* _Directions for this task_: Select all lines in the records that include "Cena".
****
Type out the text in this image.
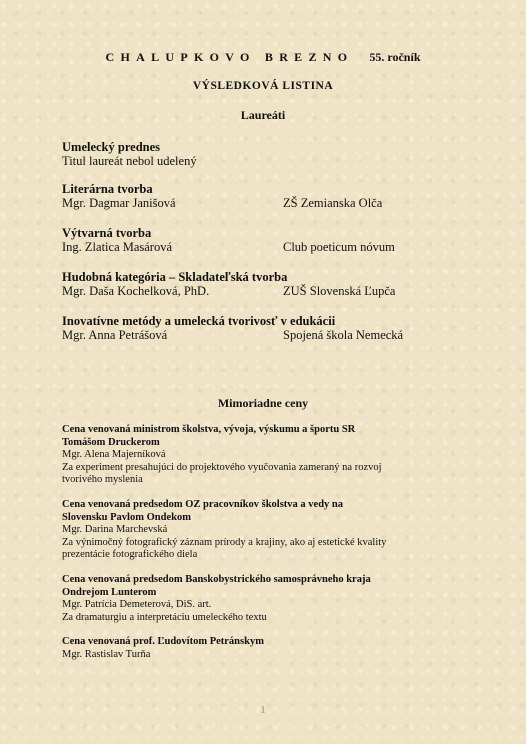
CHALUPKOVO BREZNO 55. ročník
VÝSLEDKOVÁ LISTINA
Laureáti
Umelecký prednes
Titul laureát nebol udelený
Literárna tvorba
Mgr. Dagmar Janišová	ZŠ Zemianska Olča
Výtvarná tvorba
Ing. Zlatica Masárová	Club poeticum nóvum
Hudobná kategória – Skladateľská tvorba
Mgr. Daša Kochelková, PhD.	ZUŠ Slovenská Ľupča
Inovatívne metódy a umelecká tvorivosť v edukácii
Mgr. Anna Petrášová	Spojená škola Nemecká
Mimoriadne ceny
Cena venovaná ministrom školstva, vývoja, výskumu a športu SR
Tomášom Druckerom
Mgr. Alena Majerníková
Za experiment presahujúci do projektového vyučovania zameraný na rozvoj
tvorivého myslenia
Cena venovaná predsedom OZ pracovníkov školstva a vedy na
Slovensku Pavlom Ondekom
Mgr. Darina Marchevská
Za výnimočný fotografický záznam prírody a krajiny, ako aj estetické kvality
prezentácie fotografického diela
Cena venovaná predsedom Banskobystrického samosprávneho kraja
Ondrejom Lunterom
Mgr. Patrícia Demeterová, DiS. art.
Za dramaturgiu a interpretáciu umeleckého textu
Cena venovaná prof. Ľudovítom Petránskym
Mgr. Rastislav Turňa
1
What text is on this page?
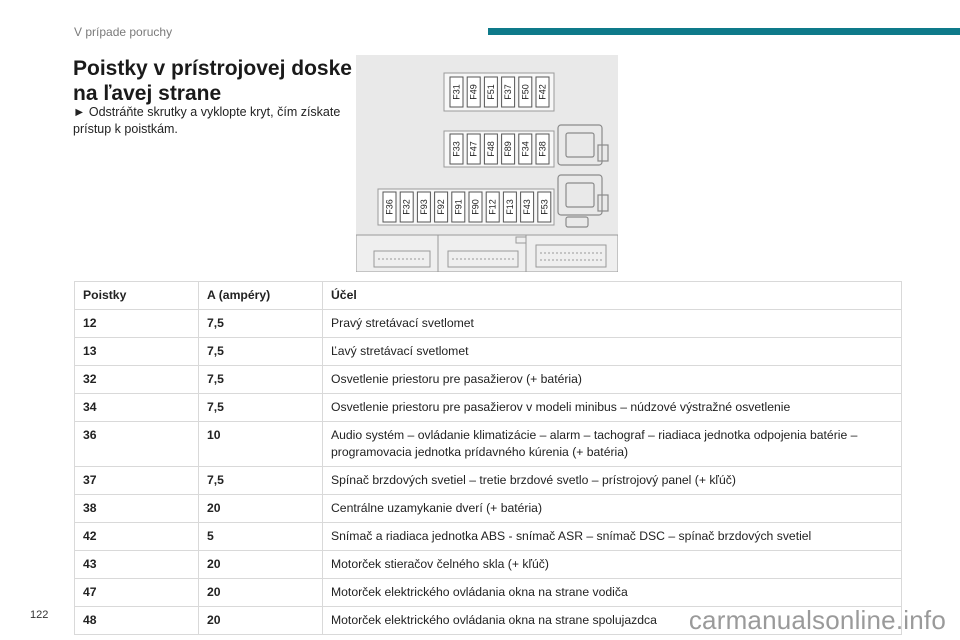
V prípade poruchy
Poistky v prístrojovej doske na ľavej strane
► Odstráňte skrutky a vyklopte kryt, čím získate prístup k poistkám.
F31 F49 F51 F37 F50 F42
F33 F47 F48 F89 F34 F38
F36 F32 F93 F92 F91 F90 F12 F13 F43 F53
Poistky	A (ampéry)	Účel
12	7,5	Pravý stretávací svetlomet
13	7,5	Ľavý stretávací svetlomet
32	7,5	Osvetlenie priestoru pre pasažierov (+ batéria)
34	7,5	Osvetlenie priestoru pre pasažierov v modeli minibus – núdzové výstražné osvetlenie
36	10	Audio systém – ovládanie klimatizácie – alarm – tachograf – riadiaca jednotka odpojenia batérie – programovacia jednotka prídavného kúrenia (+ batéria)
37	7,5	Spínač brzdových svetiel – tretie brzdové svetlo – prístrojový panel (+ kľúč)
38	20	Centrálne uzamykanie dverí (+ batéria)
42	5	Snímač a riadiaca jednotka ABS - snímač ASR – snímač DSC – spínač brzdových svetiel
43	20	Motorček stieračov čelného skla (+ kľúč)
47	20	Motorček elektrického ovládania okna na strane vodiča
48	20	Motorček elektrického ovládania okna na strane spolujazdca
122	carmanualsonline.info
****
* _Answer for this exercise_:
Cena venovaná ministrom školstva, vývoja, výskumu a športu SR
Cena venovaná predsedom OZ pracovníkov školstva a vedy na
Cena venovaná predsedom Banskobystrického samosprávneho kraja
Cena venovaná prof. Ľudovítom Petránskym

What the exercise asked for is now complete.